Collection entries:
⟨

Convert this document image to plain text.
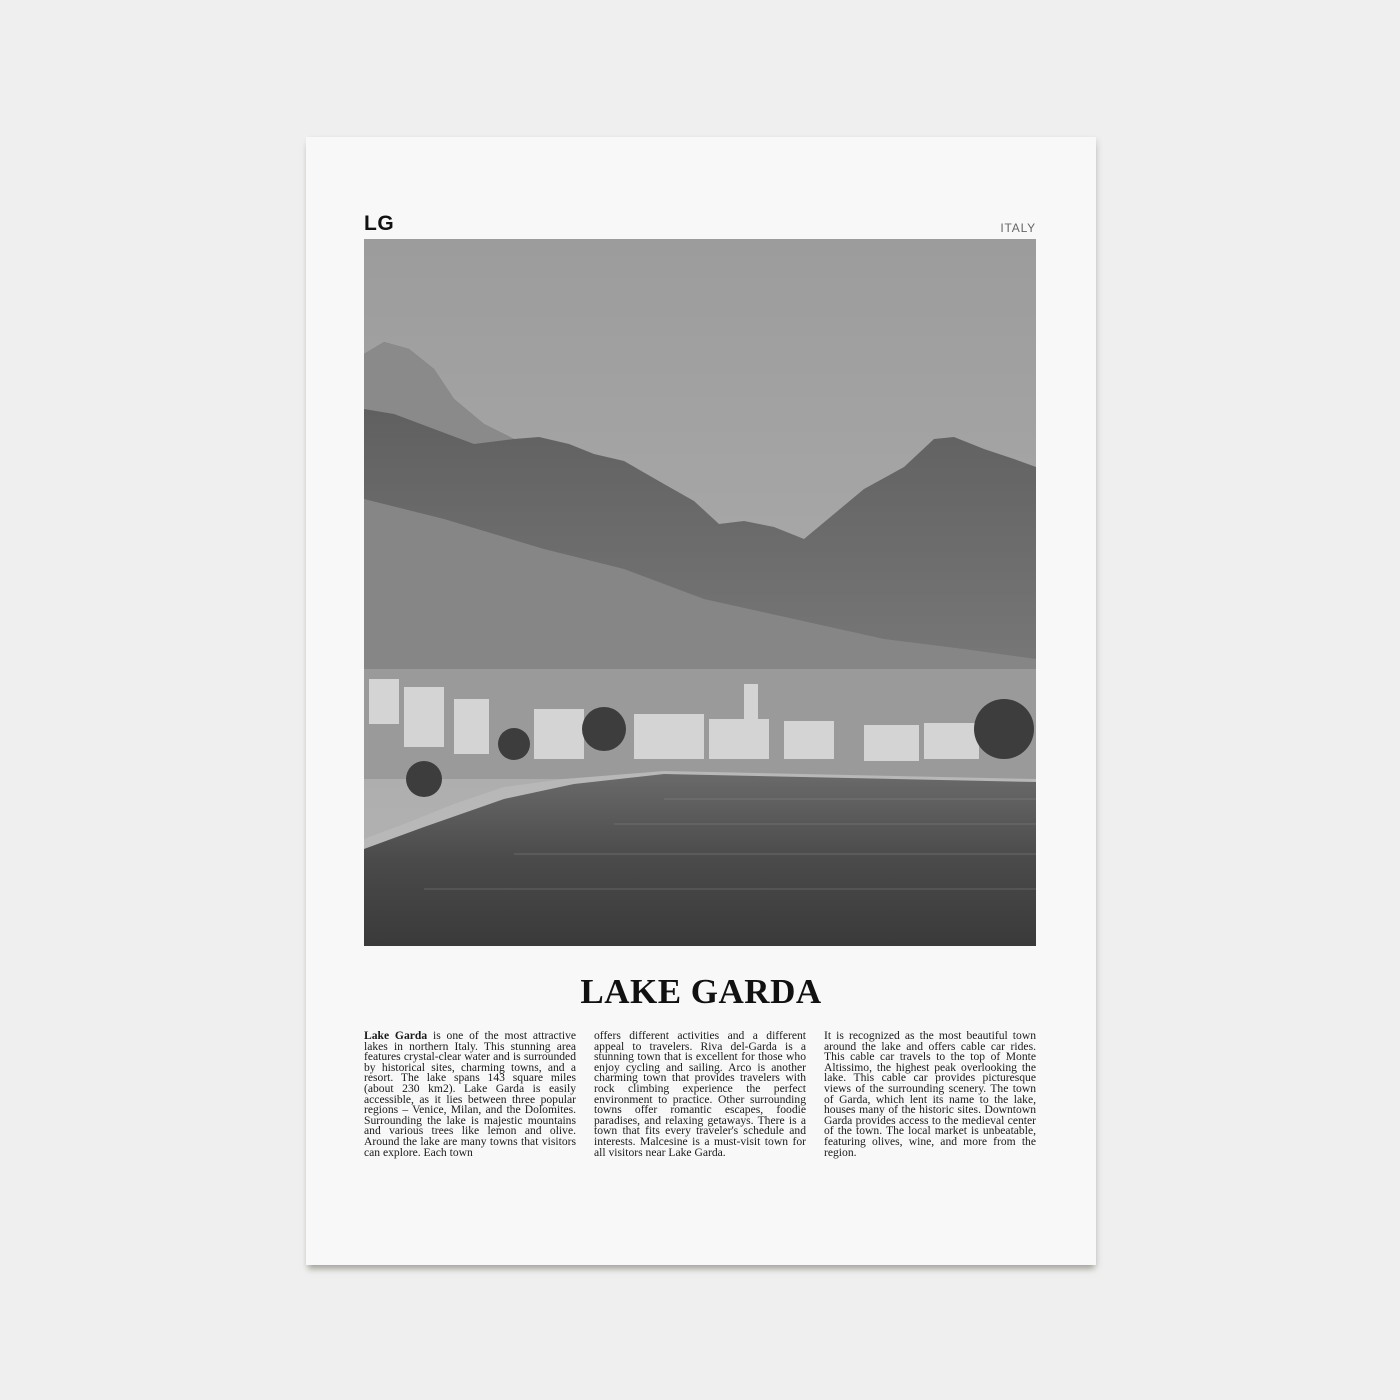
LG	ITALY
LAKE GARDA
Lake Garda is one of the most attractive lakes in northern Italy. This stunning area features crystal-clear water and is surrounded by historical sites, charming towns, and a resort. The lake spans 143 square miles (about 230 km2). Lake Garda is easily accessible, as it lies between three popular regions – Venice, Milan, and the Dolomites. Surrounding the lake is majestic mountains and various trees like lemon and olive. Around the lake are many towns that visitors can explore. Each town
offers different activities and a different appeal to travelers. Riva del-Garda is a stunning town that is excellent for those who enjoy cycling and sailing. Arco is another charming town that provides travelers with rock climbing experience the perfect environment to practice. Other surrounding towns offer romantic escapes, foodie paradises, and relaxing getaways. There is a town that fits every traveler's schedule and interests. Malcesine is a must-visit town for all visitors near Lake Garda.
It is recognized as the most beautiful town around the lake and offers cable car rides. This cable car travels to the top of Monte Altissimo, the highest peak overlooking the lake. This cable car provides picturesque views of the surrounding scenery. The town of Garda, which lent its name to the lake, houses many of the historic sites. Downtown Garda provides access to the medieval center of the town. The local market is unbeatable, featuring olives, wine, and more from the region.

⟩
⟨

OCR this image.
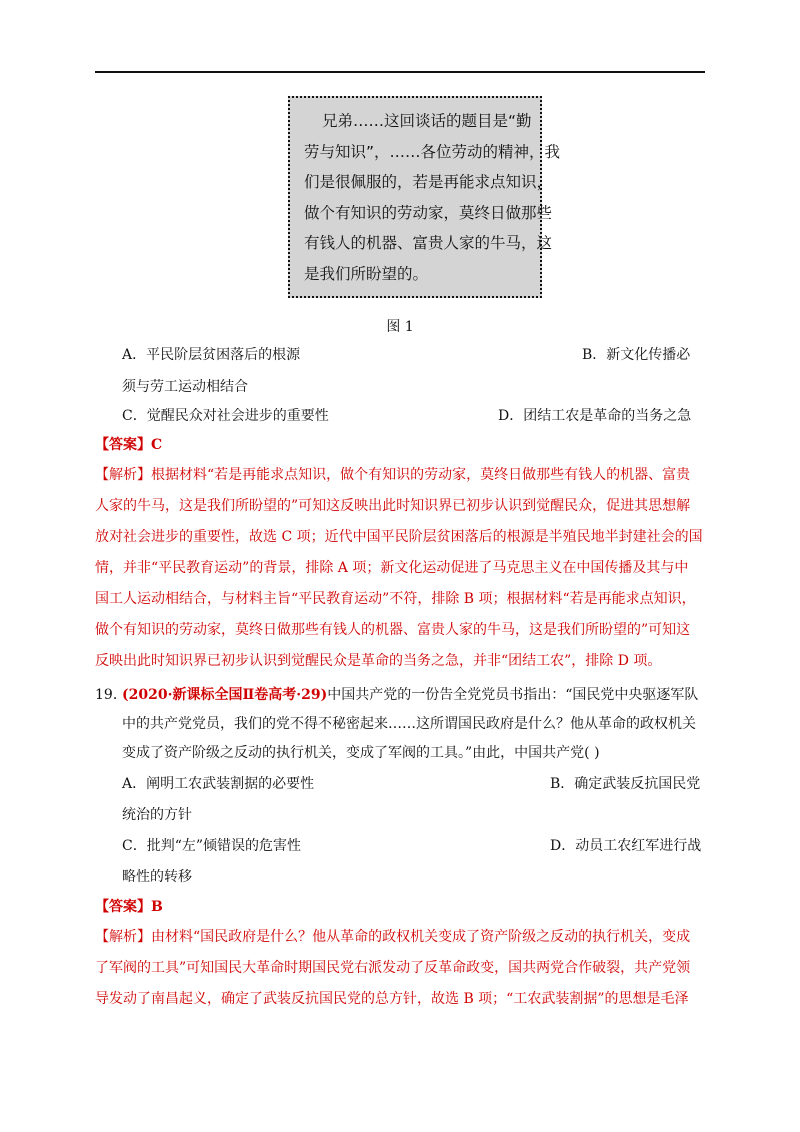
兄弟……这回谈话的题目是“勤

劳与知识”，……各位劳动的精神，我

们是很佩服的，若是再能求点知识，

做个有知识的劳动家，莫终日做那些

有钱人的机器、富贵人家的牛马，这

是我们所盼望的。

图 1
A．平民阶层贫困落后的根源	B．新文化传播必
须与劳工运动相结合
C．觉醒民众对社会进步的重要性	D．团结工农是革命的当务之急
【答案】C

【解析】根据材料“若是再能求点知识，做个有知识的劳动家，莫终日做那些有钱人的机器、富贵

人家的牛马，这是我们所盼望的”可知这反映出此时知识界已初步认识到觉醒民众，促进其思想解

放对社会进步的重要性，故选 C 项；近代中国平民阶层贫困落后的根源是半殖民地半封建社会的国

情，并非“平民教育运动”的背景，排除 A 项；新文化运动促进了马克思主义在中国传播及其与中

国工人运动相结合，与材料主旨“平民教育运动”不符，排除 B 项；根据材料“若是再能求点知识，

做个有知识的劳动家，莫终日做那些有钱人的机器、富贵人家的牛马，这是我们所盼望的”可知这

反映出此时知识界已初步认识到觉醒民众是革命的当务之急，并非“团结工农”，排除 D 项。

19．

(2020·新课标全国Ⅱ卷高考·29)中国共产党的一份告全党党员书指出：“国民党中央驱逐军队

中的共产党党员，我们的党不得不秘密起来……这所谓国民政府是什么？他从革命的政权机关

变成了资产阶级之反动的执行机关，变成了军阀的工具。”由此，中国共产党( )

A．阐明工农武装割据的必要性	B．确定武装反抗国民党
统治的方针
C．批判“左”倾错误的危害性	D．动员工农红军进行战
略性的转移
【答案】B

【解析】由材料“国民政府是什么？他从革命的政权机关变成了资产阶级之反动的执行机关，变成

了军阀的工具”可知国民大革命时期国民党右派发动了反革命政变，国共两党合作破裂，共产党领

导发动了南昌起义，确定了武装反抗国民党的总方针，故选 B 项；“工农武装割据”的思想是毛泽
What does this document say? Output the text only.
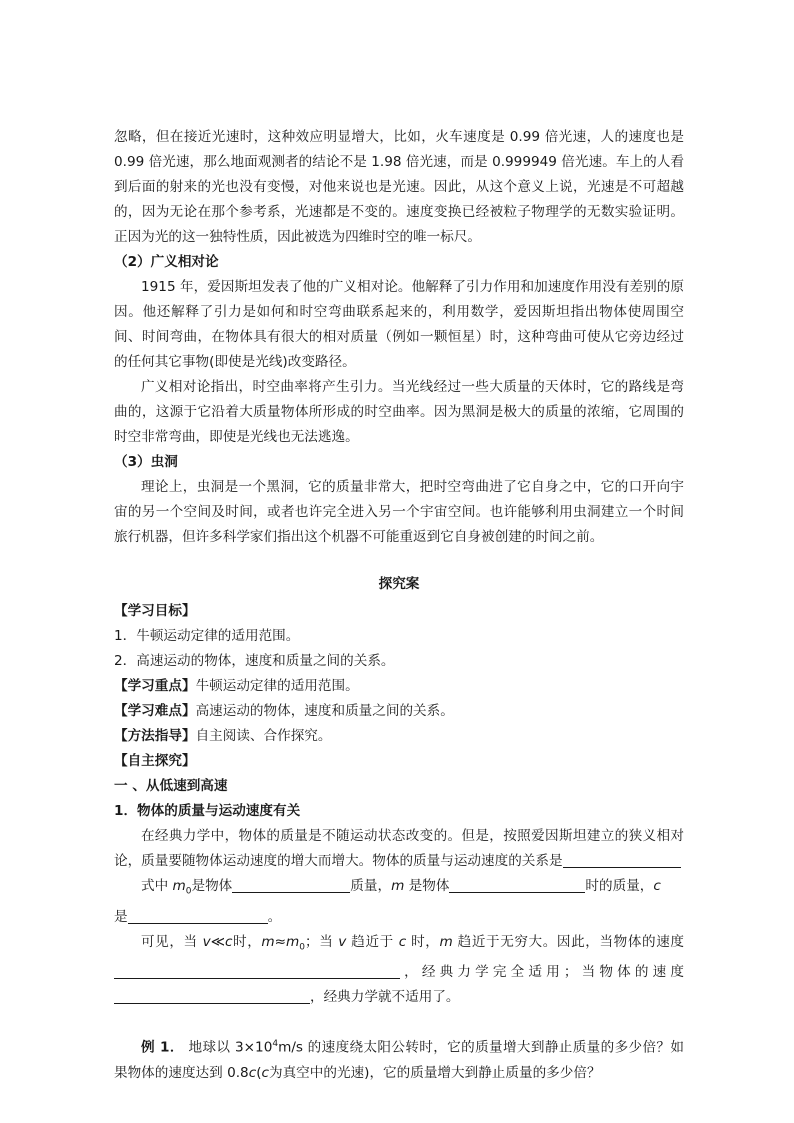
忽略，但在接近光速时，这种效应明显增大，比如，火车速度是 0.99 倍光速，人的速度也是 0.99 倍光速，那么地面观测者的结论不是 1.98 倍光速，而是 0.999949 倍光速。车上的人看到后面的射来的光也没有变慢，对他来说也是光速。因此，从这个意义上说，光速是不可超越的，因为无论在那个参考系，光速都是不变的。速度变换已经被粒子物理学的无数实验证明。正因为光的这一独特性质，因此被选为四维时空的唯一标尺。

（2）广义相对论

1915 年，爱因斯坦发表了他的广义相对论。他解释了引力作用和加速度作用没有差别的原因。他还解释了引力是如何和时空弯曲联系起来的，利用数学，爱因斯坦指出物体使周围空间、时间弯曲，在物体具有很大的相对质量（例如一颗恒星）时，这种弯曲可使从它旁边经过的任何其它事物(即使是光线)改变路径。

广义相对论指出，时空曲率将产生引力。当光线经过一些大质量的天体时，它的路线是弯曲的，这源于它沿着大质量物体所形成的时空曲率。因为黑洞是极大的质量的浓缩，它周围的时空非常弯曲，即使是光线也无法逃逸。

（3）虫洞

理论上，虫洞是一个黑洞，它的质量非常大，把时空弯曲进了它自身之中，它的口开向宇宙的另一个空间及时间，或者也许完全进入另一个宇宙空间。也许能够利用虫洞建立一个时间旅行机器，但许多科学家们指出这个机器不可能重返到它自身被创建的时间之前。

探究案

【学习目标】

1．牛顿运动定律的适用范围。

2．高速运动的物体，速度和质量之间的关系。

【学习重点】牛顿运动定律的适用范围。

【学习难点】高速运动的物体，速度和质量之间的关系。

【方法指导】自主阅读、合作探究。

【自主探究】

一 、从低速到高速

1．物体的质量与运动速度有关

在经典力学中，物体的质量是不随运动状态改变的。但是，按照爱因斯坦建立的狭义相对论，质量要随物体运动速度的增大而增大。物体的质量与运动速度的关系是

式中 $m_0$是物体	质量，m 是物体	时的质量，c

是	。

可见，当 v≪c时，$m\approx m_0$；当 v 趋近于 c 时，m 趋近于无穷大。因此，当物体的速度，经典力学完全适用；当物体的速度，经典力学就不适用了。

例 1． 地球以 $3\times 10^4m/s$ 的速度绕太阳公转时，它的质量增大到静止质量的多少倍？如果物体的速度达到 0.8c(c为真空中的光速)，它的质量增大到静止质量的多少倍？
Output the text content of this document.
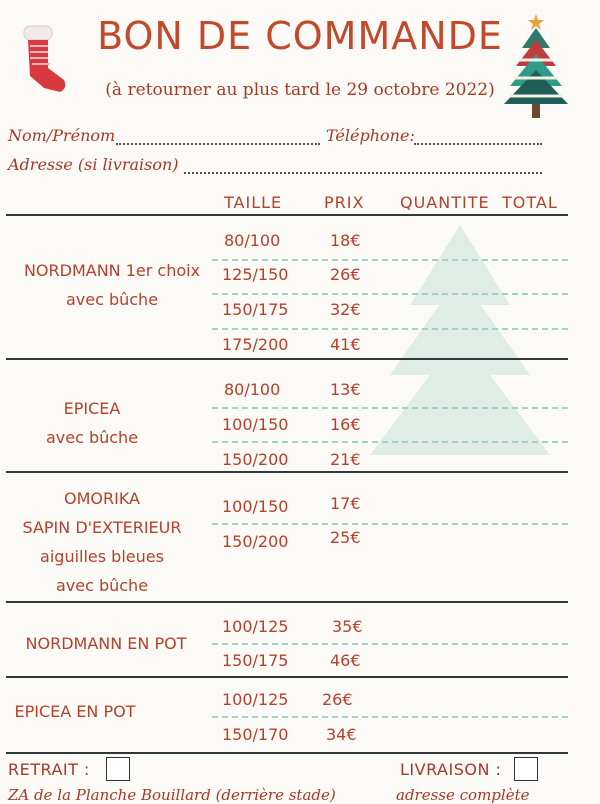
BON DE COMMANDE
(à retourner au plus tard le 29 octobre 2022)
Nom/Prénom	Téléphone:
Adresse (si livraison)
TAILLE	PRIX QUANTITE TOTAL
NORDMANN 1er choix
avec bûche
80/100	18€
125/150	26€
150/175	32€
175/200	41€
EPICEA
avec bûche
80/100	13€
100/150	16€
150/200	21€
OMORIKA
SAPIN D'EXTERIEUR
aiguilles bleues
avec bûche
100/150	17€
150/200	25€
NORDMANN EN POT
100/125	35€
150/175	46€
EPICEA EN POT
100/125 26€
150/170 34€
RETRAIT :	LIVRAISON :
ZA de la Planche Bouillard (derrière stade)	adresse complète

⟩

• [Objective] List all lines from the entries that include the word "平民教育运动".

• [The solution]
情，并非“平民教育运动”的背景，排除 A 项；新文化运动促进了马克思主义在中国传播及其与中
国工人运动相结合，与材料主旨“平民教育运动”不符，排除 B 项；根据材料“若是再能求点知识，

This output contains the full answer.